Exercise directions: In full and without alteration, give the listing again.

Recorded data:
+++

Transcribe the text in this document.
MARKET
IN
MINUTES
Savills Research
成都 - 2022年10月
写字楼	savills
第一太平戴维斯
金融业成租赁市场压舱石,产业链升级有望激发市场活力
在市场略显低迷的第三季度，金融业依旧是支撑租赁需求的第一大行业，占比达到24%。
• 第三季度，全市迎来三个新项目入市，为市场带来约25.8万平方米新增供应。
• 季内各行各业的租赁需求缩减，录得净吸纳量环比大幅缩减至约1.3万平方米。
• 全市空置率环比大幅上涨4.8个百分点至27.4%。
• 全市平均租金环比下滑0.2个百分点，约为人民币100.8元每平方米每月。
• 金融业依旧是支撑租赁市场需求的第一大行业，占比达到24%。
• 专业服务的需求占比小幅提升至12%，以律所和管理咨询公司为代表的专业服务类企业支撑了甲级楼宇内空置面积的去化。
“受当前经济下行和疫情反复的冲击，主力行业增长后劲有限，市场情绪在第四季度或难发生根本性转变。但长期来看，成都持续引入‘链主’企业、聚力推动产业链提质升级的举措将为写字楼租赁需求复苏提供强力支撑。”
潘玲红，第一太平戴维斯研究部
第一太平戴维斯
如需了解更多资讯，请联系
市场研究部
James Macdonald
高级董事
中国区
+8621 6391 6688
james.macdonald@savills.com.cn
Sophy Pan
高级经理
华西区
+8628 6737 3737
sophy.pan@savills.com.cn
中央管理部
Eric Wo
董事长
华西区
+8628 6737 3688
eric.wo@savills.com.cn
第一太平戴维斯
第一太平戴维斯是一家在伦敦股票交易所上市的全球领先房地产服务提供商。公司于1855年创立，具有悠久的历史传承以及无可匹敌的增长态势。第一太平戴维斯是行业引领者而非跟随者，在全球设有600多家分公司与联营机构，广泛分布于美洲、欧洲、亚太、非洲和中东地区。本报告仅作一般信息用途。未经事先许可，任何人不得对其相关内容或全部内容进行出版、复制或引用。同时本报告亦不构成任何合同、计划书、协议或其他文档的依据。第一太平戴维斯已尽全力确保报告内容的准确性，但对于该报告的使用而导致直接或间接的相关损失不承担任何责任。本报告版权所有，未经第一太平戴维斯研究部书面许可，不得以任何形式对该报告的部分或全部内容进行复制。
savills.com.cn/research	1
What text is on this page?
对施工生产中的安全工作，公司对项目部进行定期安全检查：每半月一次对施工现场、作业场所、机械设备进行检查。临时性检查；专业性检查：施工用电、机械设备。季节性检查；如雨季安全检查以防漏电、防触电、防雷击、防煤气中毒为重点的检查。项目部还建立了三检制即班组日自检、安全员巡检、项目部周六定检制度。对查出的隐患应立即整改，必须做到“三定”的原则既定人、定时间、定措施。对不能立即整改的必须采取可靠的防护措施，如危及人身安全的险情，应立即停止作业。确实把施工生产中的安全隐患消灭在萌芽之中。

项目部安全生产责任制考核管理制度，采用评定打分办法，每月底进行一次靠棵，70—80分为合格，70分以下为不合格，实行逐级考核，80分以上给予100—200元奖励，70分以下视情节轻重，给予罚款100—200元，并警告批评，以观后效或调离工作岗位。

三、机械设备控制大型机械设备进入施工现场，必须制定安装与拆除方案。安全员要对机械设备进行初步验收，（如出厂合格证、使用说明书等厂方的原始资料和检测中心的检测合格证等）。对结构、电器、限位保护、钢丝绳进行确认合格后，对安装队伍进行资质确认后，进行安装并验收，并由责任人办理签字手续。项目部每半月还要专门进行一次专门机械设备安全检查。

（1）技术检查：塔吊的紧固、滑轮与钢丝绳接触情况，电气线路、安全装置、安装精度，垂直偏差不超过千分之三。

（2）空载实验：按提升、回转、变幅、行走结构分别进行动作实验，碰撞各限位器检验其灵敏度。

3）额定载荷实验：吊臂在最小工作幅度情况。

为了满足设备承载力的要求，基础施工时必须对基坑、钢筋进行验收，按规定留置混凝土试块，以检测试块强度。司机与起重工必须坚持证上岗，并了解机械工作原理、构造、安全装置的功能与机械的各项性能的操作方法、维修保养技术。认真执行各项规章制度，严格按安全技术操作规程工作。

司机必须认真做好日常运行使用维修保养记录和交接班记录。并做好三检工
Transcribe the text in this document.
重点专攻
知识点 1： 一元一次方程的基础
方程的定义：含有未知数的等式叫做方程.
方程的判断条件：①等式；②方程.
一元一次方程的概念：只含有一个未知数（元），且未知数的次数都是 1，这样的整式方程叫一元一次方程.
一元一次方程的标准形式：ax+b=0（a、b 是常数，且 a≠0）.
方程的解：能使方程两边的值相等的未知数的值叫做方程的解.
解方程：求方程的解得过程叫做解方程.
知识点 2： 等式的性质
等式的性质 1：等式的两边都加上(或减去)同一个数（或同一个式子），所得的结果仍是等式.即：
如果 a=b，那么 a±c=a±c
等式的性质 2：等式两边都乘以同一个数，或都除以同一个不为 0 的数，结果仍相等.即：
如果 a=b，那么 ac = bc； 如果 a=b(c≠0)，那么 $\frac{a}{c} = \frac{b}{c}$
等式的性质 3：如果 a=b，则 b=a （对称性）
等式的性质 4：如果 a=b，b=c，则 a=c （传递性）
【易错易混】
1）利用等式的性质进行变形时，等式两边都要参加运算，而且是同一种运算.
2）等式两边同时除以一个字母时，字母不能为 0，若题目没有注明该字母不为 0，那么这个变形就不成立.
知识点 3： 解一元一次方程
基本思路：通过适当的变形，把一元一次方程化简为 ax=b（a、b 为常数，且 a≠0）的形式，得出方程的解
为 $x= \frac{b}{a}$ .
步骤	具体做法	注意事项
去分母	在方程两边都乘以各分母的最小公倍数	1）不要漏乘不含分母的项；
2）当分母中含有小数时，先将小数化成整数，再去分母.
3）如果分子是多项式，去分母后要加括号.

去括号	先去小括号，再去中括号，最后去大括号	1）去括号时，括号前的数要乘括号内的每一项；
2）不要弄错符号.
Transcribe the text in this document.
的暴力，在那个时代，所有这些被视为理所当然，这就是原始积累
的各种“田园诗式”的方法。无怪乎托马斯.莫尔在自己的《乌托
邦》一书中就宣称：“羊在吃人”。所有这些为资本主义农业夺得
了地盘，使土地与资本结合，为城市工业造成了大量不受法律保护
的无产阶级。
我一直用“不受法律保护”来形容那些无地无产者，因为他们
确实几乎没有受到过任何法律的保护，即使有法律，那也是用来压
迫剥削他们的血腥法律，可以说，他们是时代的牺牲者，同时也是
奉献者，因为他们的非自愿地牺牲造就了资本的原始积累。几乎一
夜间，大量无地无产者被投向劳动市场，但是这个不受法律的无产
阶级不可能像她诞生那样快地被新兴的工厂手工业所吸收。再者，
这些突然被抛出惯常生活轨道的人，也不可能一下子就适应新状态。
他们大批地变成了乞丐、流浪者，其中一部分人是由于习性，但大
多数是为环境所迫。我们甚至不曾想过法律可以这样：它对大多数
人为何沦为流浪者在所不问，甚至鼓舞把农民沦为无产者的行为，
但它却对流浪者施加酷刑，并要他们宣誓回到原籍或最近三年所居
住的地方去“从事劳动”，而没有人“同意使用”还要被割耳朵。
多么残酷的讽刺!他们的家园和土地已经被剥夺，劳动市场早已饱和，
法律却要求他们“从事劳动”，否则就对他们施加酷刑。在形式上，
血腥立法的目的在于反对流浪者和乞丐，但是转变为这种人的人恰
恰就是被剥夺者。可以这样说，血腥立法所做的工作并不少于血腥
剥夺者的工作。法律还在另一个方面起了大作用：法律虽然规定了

+++

Full answer:
Transcribe the text in this document.
MARKET
IN
MINUTES
Savills Research
成都 - 2022年10月
写字楼	savills
第一太平戴维斯
金融业成租赁市场压舱石,产业链升级有望激发市场活力
在市场略显低迷的第三季度，金融业依旧是支撑租赁需求的第一大行业，占比达到24%。
• 第三季度，全市迎来三个新项目入市，为市场带来约25.8万平方米新增供应。
• 季内各行各业的租赁需求缩减，录得净吸纳量环比大幅缩减至约1.3万平方米。
• 全市空置率环比大幅上涨4.8个百分点至27.4%。
• 全市平均租金环比下滑0.2个百分点，约为人民币100.8元每平方米每月。
• 金融业依旧是支撑租赁市场需求的第一大行业，占比达到24%。
• 专业服务的需求占比小幅提升至12%，以律所和管理咨询公司为代表的专业服务类企业支撑了甲级楼宇内空置面积的去化。
“受当前经济下行和疫情反复的冲击，主力行业增长后劲有限，市场情绪在第四季度或难发生根本性转变。但长期来看，成都持续引入‘链主’企业、聚力推动产业链提质升级的举措将为写字楼租赁需求复苏提供强力支撑。”
潘玲红，第一太平戴维斯研究部
第一太平戴维斯
如需了解更多资讯，请联系
市场研究部
James Macdonald
高级董事
中国区
+8621 6391 6688
james.macdonald@savills.com.cn
Sophy Pan
高级经理
华西区
+8628 6737 3737
sophy.pan@savills.com.cn
中央管理部
Eric Wo
董事长
华西区
+8628 6737 3688
eric.wo@savills.com.cn
第一太平戴维斯
第一太平戴维斯是一家在伦敦股票交易所上市的全球领先房地产服务提供商。公司于1855年创立，具有悠久的历史传承以及无可匹敌的增长态势。第一太平戴维斯是行业引领者而非跟随者，在全球设有600多家分公司与联营机构，广泛分布于美洲、欧洲、亚太、非洲和中东地区。本报告仅作一般信息用途。未经事先许可，任何人不得对其相关内容或全部内容进行出版、复制或引用。同时本报告亦不构成任何合同、计划书、协议或其他文档的依据。第一太平戴维斯已尽全力确保报告内容的准确性，但对于该报告的使用而导致直接或间接的相关损失不承担任何责任。本报告版权所有，未经第一太平戴维斯研究部书面许可，不得以任何形式对该报告的部分或全部内容进行复制。
savills.com.cn/research	1
What text is on this page?
对施工生产中的安全工作，公司对项目部进行定期安全检查：每半月一次对施工现场、作业场所、机械设备进行检查。临时性检查；专业性检查：施工用电、机械设备。季节性检查；如雨季安全检查以防漏电、防触电、防雷击、防煤气中毒为重点的检查。项目部还建立了三检制即班组日自检、安全员巡检、项目部周六定检制度。对查出的隐患应立即整改，必须做到“三定”的原则既定人、定时间、定措施。对不能立即整改的必须采取可靠的防护措施，如危及人身安全的险情，应立即停止作业。确实把施工生产中的安全隐患消灭在萌芽之中。

项目部安全生产责任制考核管理制度，采用评定打分办法，每月底进行一次靠棵，70—80分为合格，70分以下为不合格，实行逐级考核，80分以上给予100—200元奖励，70分以下视情节轻重，给予罚款100—200元，并警告批评，以观后效或调离工作岗位。

三、机械设备控制大型机械设备进入施工现场，必须制定安装与拆除方案。安全员要对机械设备进行初步验收，（如出厂合格证、使用说明书等厂方的原始资料和检测中心的检测合格证等）。对结构、电器、限位保护、钢丝绳进行确认合格后，对安装队伍进行资质确认后，进行安装并验收，并由责任人办理签字手续。项目部每半月还要专门进行一次专门机械设备安全检查。

（1）技术检查：塔吊的紧固、滑轮与钢丝绳接触情况，电气线路、安全装置、安装精度，垂直偏差不超过千分之三。

（2）空载实验：按提升、回转、变幅、行走结构分别进行动作实验，碰撞各限位器检验其灵敏度。

3）额定载荷实验：吊臂在最小工作幅度情况。

为了满足设备承载力的要求，基础施工时必须对基坑、钢筋进行验收，按规定留置混凝土试块，以检测试块强度。司机与起重工必须坚持证上岗，并了解机械工作原理、构造、安全装置的功能与机械的各项性能的操作方法、维修保养技术。认真执行各项规章制度，严格按安全技术操作规程工作。

司机必须认真做好日常运行使用维修保养记录和交接班记录。并做好三检工
Transcribe the text in this document.
重点专攻
知识点 1： 一元一次方程的基础
方程的定义：含有未知数的等式叫做方程.
方程的判断条件：①等式；②方程.
一元一次方程的概念：只含有一个未知数（元），且未知数的次数都是 1，这样的整式方程叫一元一次方程.
一元一次方程的标准形式：ax+b=0（a、b 是常数，且 a≠0）.
方程的解：能使方程两边的值相等的未知数的值叫做方程的解.
解方程：求方程的解得过程叫做解方程.
知识点 2： 等式的性质
等式的性质 1：等式的两边都加上(或减去)同一个数（或同一个式子），所得的结果仍是等式.即：
如果 a=b，那么 a±c=a±c
等式的性质 2：等式两边都乘以同一个数，或都除以同一个不为 0 的数，结果仍相等.即：
如果 a=b，那么 ac = bc； 如果 a=b(c≠0)，那么 $\frac{a}{c} = \frac{b}{c}$
等式的性质 3：如果 a=b，则 b=a （对称性）
等式的性质 4：如果 a=b，b=c，则 a=c （传递性）
【易错易混】
1）利用等式的性质进行变形时，等式两边都要参加运算，而且是同一种运算.
2）等式两边同时除以一个字母时，字母不能为 0，若题目没有注明该字母不为 0，那么这个变形就不成立.
知识点 3： 解一元一次方程
基本思路：通过适当的变形，把一元一次方程化简为 ax=b（a、b 为常数，且 a≠0）的形式，得出方程的解
为 $x= \frac{b}{a}$ .
步骤	具体做法	注意事项
去分母	在方程两边都乘以各分母的最小公倍数	1）不要漏乘不含分母的项；
2）当分母中含有小数时，先将小数化成整数，再去分母.
3）如果分子是多项式，去分母后要加括号.

去括号	先去小括号，再去中括号，最后去大括号	1）去括号时，括号前的数要乘括号内的每一项；
2）不要弄错符号.
Transcribe the text in this document.
的暴力，在那个时代，所有这些被视为理所当然，这就是原始积累
的各种“田园诗式”的方法。无怪乎托马斯.莫尔在自己的《乌托
邦》一书中就宣称：“羊在吃人”。所有这些为资本主义农业夺得
了地盘，使土地与资本结合，为城市工业造成了大量不受法律保护
的无产阶级。
我一直用“不受法律保护”来形容那些无地无产者，因为他们
确实几乎没有受到过任何法律的保护，即使有法律，那也是用来压
迫剥削他们的血腥法律，可以说，他们是时代的牺牲者，同时也是
奉献者，因为他们的非自愿地牺牲造就了资本的原始积累。几乎一
夜间，大量无地无产者被投向劳动市场，但是这个不受法律的无产
阶级不可能像她诞生那样快地被新兴的工厂手工业所吸收。再者，
这些突然被抛出惯常生活轨道的人，也不可能一下子就适应新状态。
他们大批地变成了乞丐、流浪者，其中一部分人是由于习性，但大
多数是为环境所迫。我们甚至不曾想过法律可以这样：它对大多数
人为何沦为流浪者在所不问，甚至鼓舞把农民沦为无产者的行为，
但它却对流浪者施加酷刑，并要他们宣誓回到原籍或最近三年所居
住的地方去“从事劳动”，而没有人“同意使用”还要被割耳朵。
多么残酷的讽刺!他们的家园和土地已经被剥夺，劳动市场早已饱和，
法律却要求他们“从事劳动”，否则就对他们施加酷刑。在形式上，
血腥立法的目的在于反对流浪者和乞丐，但是转变为这种人的人恰
恰就是被剥夺者。可以这样说，血腥立法所做的工作并不少于血腥
剥夺者的工作。法律还在另一个方面起了大作用：法律虽然规定了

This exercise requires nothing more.